● **Task to complete**
A faithful retyping of every entry below is wanted, with images left out.

● **Available records**
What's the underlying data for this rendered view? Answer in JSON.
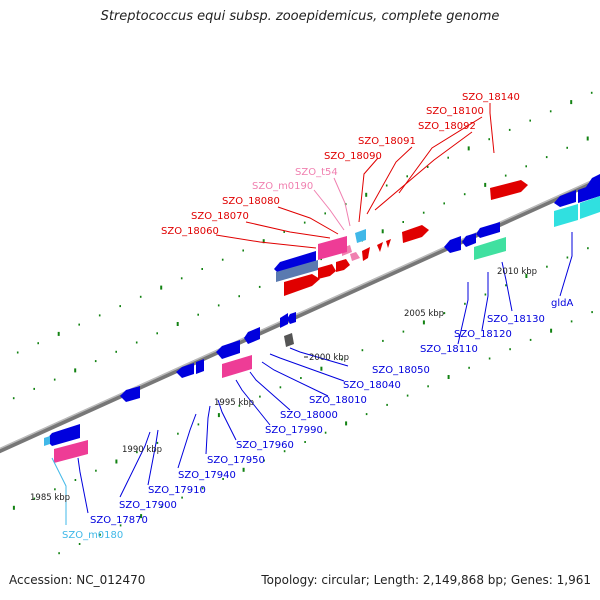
{
  "title": "Streptococcus equi subsp. zooepidemicus, complete genome",
  "footer": {
    "accession": "Accession: NC_012470",
    "topology": "Topology: circular; Length: 2,149,868 bp; Genes: 1,961"
  },
  "colors": {
    "backbone": "#8a8a8a",
    "cds_forward": "#e00000",
    "cds_reverse": "#0000dd",
    "rna_forward": "#f080b0",
    "rna_reverse": "#40b8e8",
    "pink_gene": "#ee3c96",
    "cyan_gene": "#30e0e0",
    "tick": "#128212"
  },
  "scale_labels": [
    "1985 kbp",
    "1990 kbp",
    "1995 kbp",
    "2000 kbp",
    "2005 kbp",
    "2010 kbp"
  ],
  "gene_labels_above": [
    {
      "name": "SZO_18140",
      "color": "#e00000"
    },
    {
      "name": "SZO_18100",
      "color": "#e00000"
    },
    {
      "name": "SZO_18092",
      "color": "#e00000"
    },
    {
      "name": "SZO_18091",
      "color": "#e00000"
    },
    {
      "name": "SZO_18090",
      "color": "#e00000"
    },
    {
      "name": "SZO_t54",
      "color": "#f080b0"
    },
    {
      "name": "SZO_m0190",
      "color": "#f080b0"
    },
    {
      "name": "SZO_18080",
      "color": "#e00000"
    },
    {
      "name": "SZO_18070",
      "color": "#e00000"
    },
    {
      "name": "SZO_18060",
      "color": "#e00000"
    }
  ],
  "gene_labels_below": [
    {
      "name": "SZO_m0180",
      "color": "#40b8e8"
    },
    {
      "name": "SZO_17870",
      "color": "#0000dd"
    },
    {
      "name": "SZO_17900",
      "color": "#0000dd"
    },
    {
      "name": "SZO_17910",
      "color": "#0000dd"
    },
    {
      "name": "SZO_17940",
      "color": "#0000dd"
    },
    {
      "name": "SZO_17950",
      "color": "#0000dd"
    },
    {
      "name": "SZO_17960",
      "color": "#0000dd"
    },
    {
      "name": "SZO_17990",
      "color": "#0000dd"
    },
    {
      "name": "SZO_18000",
      "color": "#0000dd"
    },
    {
      "name": "SZO_18010",
      "color": "#0000dd"
    },
    {
      "name": "SZO_18040",
      "color": "#0000dd"
    },
    {
      "name": "SZO_18050",
      "color": "#0000dd"
    },
    {
      "name": "SZO_18110",
      "color": "#0000dd"
    },
    {
      "name": "SZO_18120",
      "color": "#0000dd"
    },
    {
      "name": "SZO_18130",
      "color": "#0000dd"
    },
    {
      "name": "gldA",
      "color": "#0000dd"
    }
  ]
}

● **Task answer**
What's the underlying data for this rendered view? Answer in JSON.
{
  "title": "Streptococcus equi subsp. zooepidemicus, complete genome",
  "footer": {
    "accession": "Accession: NC_012470",
    "topology": "Topology: circular; Length: 2,149,868 bp; Genes: 1,961"
  },
  "colors": {
    "backbone": "#8a8a8a",
    "cds_forward": "#e00000",
    "cds_reverse": "#0000dd",
    "rna_forward": "#f080b0",
    "rna_reverse": "#40b8e8",
    "pink_gene": "#ee3c96",
    "cyan_gene": "#30e0e0",
    "tick": "#128212"
  },
  "scale_labels": [
    "1985 kbp",
    "1990 kbp",
    "1995 kbp",
    "2000 kbp",
    "2005 kbp",
    "2010 kbp"
  ],
  "gene_labels_above": [
    {
      "name": "SZO_18140",
      "color": "#e00000"
    },
    {
      "name": "SZO_18100",
      "color": "#e00000"
    },
    {
      "name": "SZO_18092",
      "color": "#e00000"
    },
    {
      "name": "SZO_18091",
      "color": "#e00000"
    },
    {
      "name": "SZO_18090",
      "color": "#e00000"
    },
    {
      "name": "SZO_t54",
      "color": "#f080b0"
    },
    {
      "name": "SZO_m0190",
      "color": "#f080b0"
    },
    {
      "name": "SZO_18080",
      "color": "#e00000"
    },
    {
      "name": "SZO_18070",
      "color": "#e00000"
    },
    {
      "name": "SZO_18060",
      "color": "#e00000"
    }
  ],
  "gene_labels_below": [
    {
      "name": "SZO_m0180",
      "color": "#40b8e8"
    },
    {
      "name": "SZO_17870",
      "color": "#0000dd"
    },
    {
      "name": "SZO_17900",
      "color": "#0000dd"
    },
    {
      "name": "SZO_17910",
      "color": "#0000dd"
    },
    {
      "name": "SZO_17940",
      "color": "#0000dd"
    },
    {
      "name": "SZO_17950",
      "color": "#0000dd"
    },
    {
      "name": "SZO_17960",
      "color": "#0000dd"
    },
    {
      "name": "SZO_17990",
      "color": "#0000dd"
    },
    {
      "name": "SZO_18000",
      "color": "#0000dd"
    },
    {
      "name": "SZO_18010",
      "color": "#0000dd"
    },
    {
      "name": "SZO_18040",
      "color": "#0000dd"
    },
    {
      "name": "SZO_18050",
      "color": "#0000dd"
    },
    {
      "name": "SZO_18110",
      "color": "#0000dd"
    },
    {
      "name": "SZO_18120",
      "color": "#0000dd"
    },
    {
      "name": "SZO_18130",
      "color": "#0000dd"
    },
    {
      "name": "gldA",
      "color": "#0000dd"
    }
  ]
}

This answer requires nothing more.